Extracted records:
==========

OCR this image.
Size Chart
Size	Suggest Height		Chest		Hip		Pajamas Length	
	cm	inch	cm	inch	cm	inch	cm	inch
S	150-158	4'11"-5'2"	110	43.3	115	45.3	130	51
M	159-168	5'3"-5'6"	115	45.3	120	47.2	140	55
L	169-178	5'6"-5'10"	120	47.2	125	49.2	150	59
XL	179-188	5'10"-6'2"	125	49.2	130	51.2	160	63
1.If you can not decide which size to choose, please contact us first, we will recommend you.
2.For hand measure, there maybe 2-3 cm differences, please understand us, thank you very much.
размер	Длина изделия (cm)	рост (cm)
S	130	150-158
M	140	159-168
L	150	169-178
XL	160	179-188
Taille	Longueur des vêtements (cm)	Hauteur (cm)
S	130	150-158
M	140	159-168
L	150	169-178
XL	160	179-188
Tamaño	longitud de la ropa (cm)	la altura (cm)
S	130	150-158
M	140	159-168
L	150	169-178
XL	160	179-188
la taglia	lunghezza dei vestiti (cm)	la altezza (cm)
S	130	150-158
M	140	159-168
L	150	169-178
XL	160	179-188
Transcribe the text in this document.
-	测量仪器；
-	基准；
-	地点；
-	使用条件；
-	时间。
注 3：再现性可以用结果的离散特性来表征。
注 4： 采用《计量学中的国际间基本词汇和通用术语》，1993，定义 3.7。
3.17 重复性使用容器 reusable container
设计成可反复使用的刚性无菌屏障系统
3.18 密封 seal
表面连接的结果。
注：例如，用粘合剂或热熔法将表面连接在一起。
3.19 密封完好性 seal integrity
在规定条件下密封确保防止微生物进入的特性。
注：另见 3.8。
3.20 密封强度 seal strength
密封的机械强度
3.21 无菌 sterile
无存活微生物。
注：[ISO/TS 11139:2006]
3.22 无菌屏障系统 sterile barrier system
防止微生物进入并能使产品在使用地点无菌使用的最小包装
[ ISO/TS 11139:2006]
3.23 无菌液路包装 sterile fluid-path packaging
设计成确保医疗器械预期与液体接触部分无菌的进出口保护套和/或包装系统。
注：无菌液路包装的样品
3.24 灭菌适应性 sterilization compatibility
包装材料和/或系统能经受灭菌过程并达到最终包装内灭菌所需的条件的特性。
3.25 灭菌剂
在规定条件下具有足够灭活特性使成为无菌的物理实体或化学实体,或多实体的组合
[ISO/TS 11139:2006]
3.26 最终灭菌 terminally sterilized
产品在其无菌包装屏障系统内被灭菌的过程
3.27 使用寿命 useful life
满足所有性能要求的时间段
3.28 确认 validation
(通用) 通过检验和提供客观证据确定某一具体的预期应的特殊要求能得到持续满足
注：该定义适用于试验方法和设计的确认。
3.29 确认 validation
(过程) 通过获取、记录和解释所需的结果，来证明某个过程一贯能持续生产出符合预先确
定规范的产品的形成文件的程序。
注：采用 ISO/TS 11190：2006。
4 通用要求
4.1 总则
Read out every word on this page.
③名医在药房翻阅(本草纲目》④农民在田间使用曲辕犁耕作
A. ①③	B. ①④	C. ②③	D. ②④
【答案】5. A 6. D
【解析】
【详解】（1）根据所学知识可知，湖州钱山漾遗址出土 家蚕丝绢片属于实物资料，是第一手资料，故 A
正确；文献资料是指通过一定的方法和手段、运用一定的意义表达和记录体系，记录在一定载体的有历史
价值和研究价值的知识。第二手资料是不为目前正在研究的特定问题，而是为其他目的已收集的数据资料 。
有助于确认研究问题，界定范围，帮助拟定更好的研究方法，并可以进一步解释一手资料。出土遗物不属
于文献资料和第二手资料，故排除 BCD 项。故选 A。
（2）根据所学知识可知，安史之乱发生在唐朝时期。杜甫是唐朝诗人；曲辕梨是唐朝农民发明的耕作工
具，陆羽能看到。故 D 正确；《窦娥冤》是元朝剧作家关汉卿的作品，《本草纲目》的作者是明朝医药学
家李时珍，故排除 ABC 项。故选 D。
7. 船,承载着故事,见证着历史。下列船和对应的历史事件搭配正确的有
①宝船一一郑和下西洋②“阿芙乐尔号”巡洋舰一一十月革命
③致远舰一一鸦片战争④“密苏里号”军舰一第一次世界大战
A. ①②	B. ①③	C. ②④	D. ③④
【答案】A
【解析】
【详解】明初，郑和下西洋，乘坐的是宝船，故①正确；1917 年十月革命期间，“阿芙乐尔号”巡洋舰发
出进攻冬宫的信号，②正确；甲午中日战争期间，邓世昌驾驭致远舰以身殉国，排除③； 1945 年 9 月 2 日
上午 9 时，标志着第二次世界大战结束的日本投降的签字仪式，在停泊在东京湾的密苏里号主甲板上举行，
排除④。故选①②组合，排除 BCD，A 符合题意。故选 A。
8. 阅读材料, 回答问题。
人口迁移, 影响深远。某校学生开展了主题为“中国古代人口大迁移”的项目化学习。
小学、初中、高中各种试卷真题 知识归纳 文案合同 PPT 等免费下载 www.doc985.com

==========

Goal: Set down the listing in full, keeping every word exactly as it is.

Exercise answer:
OCR this image.
Size Chart
Size	Suggest Height		Chest		Hip		Pajamas Length	
	cm	inch	cm	inch	cm	inch	cm	inch
S	150-158	4'11"-5'2"	110	43.3	115	45.3	130	51
M	159-168	5'3"-5'6"	115	45.3	120	47.2	140	55
L	169-178	5'6"-5'10"	120	47.2	125	49.2	150	59
XL	179-188	5'10"-6'2"	125	49.2	130	51.2	160	63
1.If you can not decide which size to choose, please contact us first, we will recommend you.
2.For hand measure, there maybe 2-3 cm differences, please understand us, thank you very much.
размер	Длина изделия (cm)	рост (cm)
S	130	150-158
M	140	159-168
L	150	169-178
XL	160	179-188
Taille	Longueur des vêtements (cm)	Hauteur (cm)
S	130	150-158
M	140	159-168
L	150	169-178
XL	160	179-188
Tamaño	longitud de la ropa (cm)	la altura (cm)
S	130	150-158
M	140	159-168
L	150	169-178
XL	160	179-188
la taglia	lunghezza dei vestiti (cm)	la altezza (cm)
S	130	150-158
M	140	159-168
L	150	169-178
XL	160	179-188
Transcribe the text in this document.
-	测量仪器；
-	基准；
-	地点；
-	使用条件；
-	时间。
注 3：再现性可以用结果的离散特性来表征。
注 4： 采用《计量学中的国际间基本词汇和通用术语》，1993，定义 3.7。
3.17 重复性使用容器 reusable container
设计成可反复使用的刚性无菌屏障系统
3.18 密封 seal
表面连接的结果。
注：例如，用粘合剂或热熔法将表面连接在一起。
3.19 密封完好性 seal integrity
在规定条件下密封确保防止微生物进入的特性。
注：另见 3.8。
3.20 密封强度 seal strength
密封的机械强度
3.21 无菌 sterile
无存活微生物。
注：[ISO/TS 11139:2006]
3.22 无菌屏障系统 sterile barrier system
防止微生物进入并能使产品在使用地点无菌使用的最小包装
[ ISO/TS 11139:2006]
3.23 无菌液路包装 sterile fluid-path packaging
设计成确保医疗器械预期与液体接触部分无菌的进出口保护套和/或包装系统。
注：无菌液路包装的样品
3.24 灭菌适应性 sterilization compatibility
包装材料和/或系统能经受灭菌过程并达到最终包装内灭菌所需的条件的特性。
3.25 灭菌剂
在规定条件下具有足够灭活特性使成为无菌的物理实体或化学实体,或多实体的组合
[ISO/TS 11139:2006]
3.26 最终灭菌 terminally sterilized
产品在其无菌包装屏障系统内被灭菌的过程
3.27 使用寿命 useful life
满足所有性能要求的时间段
3.28 确认 validation
(通用) 通过检验和提供客观证据确定某一具体的预期应的特殊要求能得到持续满足
注：该定义适用于试验方法和设计的确认。
3.29 确认 validation
(过程) 通过获取、记录和解释所需的结果，来证明某个过程一贯能持续生产出符合预先确
定规范的产品的形成文件的程序。
注：采用 ISO/TS 11190：2006。
4 通用要求
4.1 总则
Read out every word on this page.
③名医在药房翻阅(本草纲目》④农民在田间使用曲辕犁耕作
A. ①③	B. ①④	C. ②③	D. ②④
【答案】5. A 6. D
【解析】
【详解】（1）根据所学知识可知，湖州钱山漾遗址出土 家蚕丝绢片属于实物资料，是第一手资料，故 A
正确；文献资料是指通过一定的方法和手段、运用一定的意义表达和记录体系，记录在一定载体的有历史
价值和研究价值的知识。第二手资料是不为目前正在研究的特定问题，而是为其他目的已收集的数据资料 。
有助于确认研究问题，界定范围，帮助拟定更好的研究方法，并可以进一步解释一手资料。出土遗物不属
于文献资料和第二手资料，故排除 BCD 项。故选 A。
（2）根据所学知识可知，安史之乱发生在唐朝时期。杜甫是唐朝诗人；曲辕梨是唐朝农民发明的耕作工
具，陆羽能看到。故 D 正确；《窦娥冤》是元朝剧作家关汉卿的作品，《本草纲目》的作者是明朝医药学
家李时珍，故排除 ABC 项。故选 D。
7. 船,承载着故事,见证着历史。下列船和对应的历史事件搭配正确的有
①宝船一一郑和下西洋②“阿芙乐尔号”巡洋舰一一十月革命
③致远舰一一鸦片战争④“密苏里号”军舰一第一次世界大战
A. ①②	B. ①③	C. ②④	D. ③④
【答案】A
【解析】
【详解】明初，郑和下西洋，乘坐的是宝船，故①正确；1917 年十月革命期间，“阿芙乐尔号”巡洋舰发
出进攻冬宫的信号，②正确；甲午中日战争期间，邓世昌驾驭致远舰以身殉国，排除③； 1945 年 9 月 2 日
上午 9 时，标志着第二次世界大战结束的日本投降的签字仪式，在停泊在东京湾的密苏里号主甲板上举行，
排除④。故选①②组合，排除 BCD，A 符合题意。故选 A。
8. 阅读材料, 回答问题。
人口迁移, 影响深远。某校学生开展了主题为“中国古代人口大迁移”的项目化学习。
小学、初中、高中各种试卷真题 知识归纳 文案合同 PPT 等免费下载 www.doc985.com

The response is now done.